## Task goal
Read the material below and count the lines holding the string "tissue". Give that count with nothing added.

□ □ □

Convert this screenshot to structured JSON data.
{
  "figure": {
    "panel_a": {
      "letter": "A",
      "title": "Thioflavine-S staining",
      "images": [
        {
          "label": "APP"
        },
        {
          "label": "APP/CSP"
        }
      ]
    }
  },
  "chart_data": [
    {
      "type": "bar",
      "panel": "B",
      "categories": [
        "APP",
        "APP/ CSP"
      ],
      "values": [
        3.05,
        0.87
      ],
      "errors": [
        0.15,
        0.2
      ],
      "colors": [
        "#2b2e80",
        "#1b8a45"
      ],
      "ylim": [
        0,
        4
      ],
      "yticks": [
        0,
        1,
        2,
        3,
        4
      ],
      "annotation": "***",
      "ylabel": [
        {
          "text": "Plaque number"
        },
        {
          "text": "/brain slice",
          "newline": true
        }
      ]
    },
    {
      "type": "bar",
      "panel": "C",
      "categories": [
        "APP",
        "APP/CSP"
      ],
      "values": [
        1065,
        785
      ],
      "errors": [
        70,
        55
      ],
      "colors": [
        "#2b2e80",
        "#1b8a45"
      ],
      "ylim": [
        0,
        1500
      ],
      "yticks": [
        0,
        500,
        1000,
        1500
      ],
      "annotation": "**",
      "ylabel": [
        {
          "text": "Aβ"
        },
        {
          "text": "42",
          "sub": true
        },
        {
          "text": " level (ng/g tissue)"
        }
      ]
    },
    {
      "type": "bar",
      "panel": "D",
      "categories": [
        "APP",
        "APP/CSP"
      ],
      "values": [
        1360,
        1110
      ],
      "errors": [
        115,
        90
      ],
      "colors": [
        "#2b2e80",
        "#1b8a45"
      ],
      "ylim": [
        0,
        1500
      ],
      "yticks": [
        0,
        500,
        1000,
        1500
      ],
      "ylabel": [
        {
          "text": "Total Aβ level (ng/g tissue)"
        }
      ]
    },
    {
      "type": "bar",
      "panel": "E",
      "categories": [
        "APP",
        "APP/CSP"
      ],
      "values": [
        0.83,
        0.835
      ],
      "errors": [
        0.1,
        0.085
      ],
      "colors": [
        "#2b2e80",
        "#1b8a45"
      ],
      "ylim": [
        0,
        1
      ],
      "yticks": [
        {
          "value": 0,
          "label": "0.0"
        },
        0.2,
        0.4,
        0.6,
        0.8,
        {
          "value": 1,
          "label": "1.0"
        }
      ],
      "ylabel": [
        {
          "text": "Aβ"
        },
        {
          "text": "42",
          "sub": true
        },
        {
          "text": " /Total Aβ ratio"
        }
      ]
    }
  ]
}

□ □ □

## Task answer
2